* _BRIEF_: From the listing below, pull out the lines that hold "this".

--- START OF TASK INPUTS ---

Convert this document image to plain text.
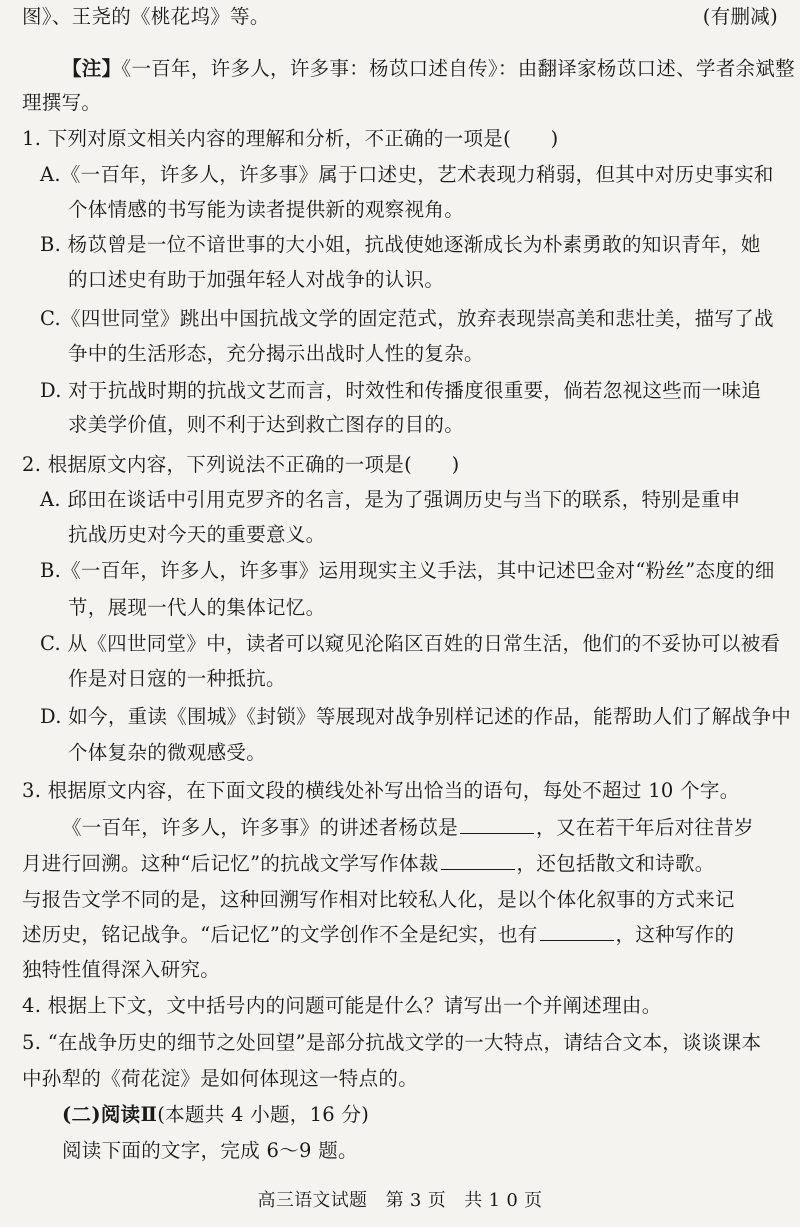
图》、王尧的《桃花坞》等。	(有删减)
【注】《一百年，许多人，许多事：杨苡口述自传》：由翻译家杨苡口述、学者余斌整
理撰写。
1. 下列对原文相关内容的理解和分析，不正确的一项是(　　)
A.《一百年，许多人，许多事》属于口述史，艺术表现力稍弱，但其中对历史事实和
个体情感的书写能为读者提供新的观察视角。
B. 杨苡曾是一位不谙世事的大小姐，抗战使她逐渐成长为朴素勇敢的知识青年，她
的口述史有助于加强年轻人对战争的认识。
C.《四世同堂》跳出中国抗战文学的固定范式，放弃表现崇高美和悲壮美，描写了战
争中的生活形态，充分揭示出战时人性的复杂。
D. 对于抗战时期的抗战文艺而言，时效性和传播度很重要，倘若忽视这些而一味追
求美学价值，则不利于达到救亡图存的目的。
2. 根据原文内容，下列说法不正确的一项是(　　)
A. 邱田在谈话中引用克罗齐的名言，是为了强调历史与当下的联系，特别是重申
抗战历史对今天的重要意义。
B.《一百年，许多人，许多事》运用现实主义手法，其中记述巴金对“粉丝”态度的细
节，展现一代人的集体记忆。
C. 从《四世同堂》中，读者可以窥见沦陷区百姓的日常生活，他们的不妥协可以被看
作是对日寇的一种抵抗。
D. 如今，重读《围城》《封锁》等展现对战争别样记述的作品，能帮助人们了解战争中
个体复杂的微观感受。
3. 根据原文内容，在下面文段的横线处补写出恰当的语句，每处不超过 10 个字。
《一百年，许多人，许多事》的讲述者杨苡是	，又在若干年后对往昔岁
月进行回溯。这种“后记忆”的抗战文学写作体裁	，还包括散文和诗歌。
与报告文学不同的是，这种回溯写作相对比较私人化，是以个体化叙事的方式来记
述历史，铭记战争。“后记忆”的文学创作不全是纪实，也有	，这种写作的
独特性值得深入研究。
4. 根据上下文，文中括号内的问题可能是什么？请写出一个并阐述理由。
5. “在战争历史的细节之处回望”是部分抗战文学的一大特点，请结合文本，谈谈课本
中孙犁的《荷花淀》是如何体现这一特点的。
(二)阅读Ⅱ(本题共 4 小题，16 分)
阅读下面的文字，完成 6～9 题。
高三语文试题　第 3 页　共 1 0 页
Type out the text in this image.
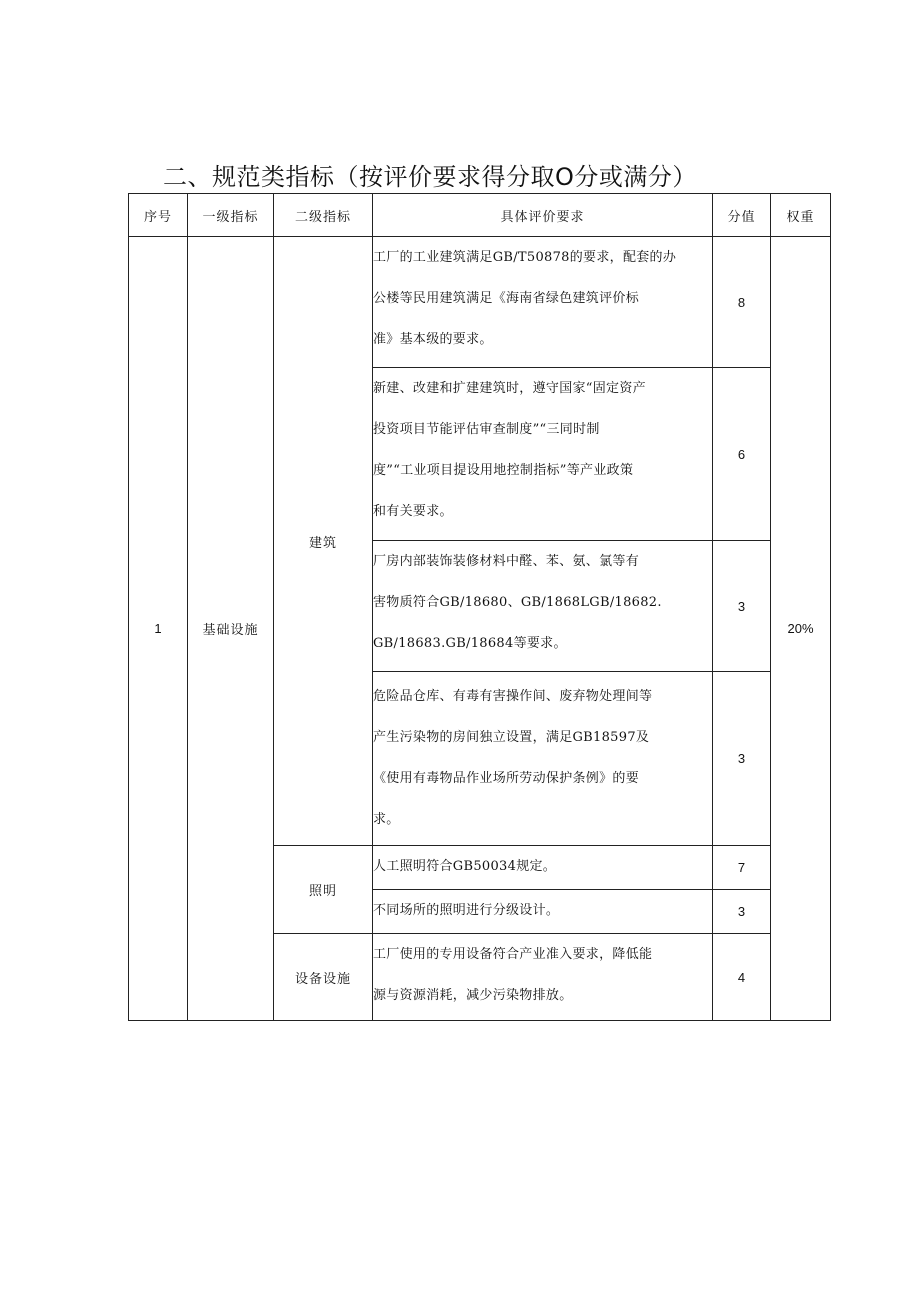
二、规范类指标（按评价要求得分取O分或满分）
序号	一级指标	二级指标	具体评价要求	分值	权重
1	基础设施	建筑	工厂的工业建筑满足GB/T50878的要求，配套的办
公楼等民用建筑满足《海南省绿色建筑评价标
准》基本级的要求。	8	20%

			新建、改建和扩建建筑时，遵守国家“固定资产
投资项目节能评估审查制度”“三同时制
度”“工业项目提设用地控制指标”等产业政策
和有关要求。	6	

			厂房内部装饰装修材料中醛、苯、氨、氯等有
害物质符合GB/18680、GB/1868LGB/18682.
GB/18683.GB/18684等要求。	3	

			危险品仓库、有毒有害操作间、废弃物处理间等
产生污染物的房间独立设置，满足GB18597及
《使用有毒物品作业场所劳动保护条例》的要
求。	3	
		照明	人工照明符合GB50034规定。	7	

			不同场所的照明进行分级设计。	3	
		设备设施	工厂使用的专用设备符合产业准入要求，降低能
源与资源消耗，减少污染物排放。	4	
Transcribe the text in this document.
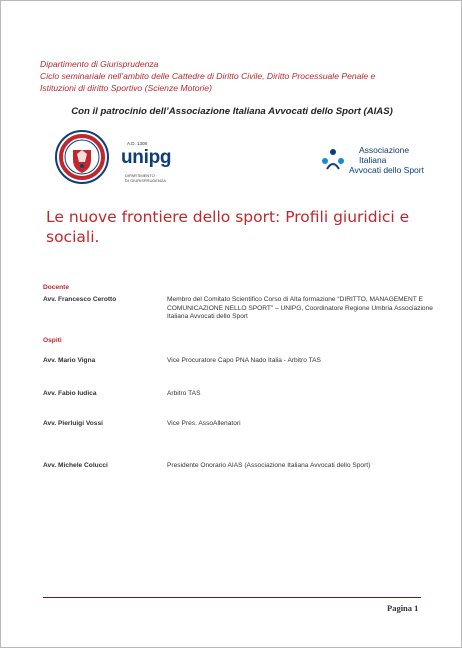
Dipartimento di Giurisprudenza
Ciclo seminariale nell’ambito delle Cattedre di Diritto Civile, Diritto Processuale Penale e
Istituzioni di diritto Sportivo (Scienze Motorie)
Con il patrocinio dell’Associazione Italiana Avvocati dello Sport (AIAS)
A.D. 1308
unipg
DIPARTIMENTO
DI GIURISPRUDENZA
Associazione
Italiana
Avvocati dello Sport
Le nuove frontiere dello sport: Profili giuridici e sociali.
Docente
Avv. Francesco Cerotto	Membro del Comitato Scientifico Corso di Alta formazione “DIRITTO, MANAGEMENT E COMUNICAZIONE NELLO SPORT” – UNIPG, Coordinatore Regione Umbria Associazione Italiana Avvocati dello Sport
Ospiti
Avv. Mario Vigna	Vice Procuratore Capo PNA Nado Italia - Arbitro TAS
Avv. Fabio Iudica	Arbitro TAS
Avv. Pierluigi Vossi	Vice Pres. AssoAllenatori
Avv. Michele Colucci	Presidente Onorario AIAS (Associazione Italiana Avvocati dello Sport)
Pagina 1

--- END OF TASK INPUTS ---

* _RESPONSE TO THE TASK_:
Convert this document image to plain text.
Type out the text in this image.
Transcribe the text in this document.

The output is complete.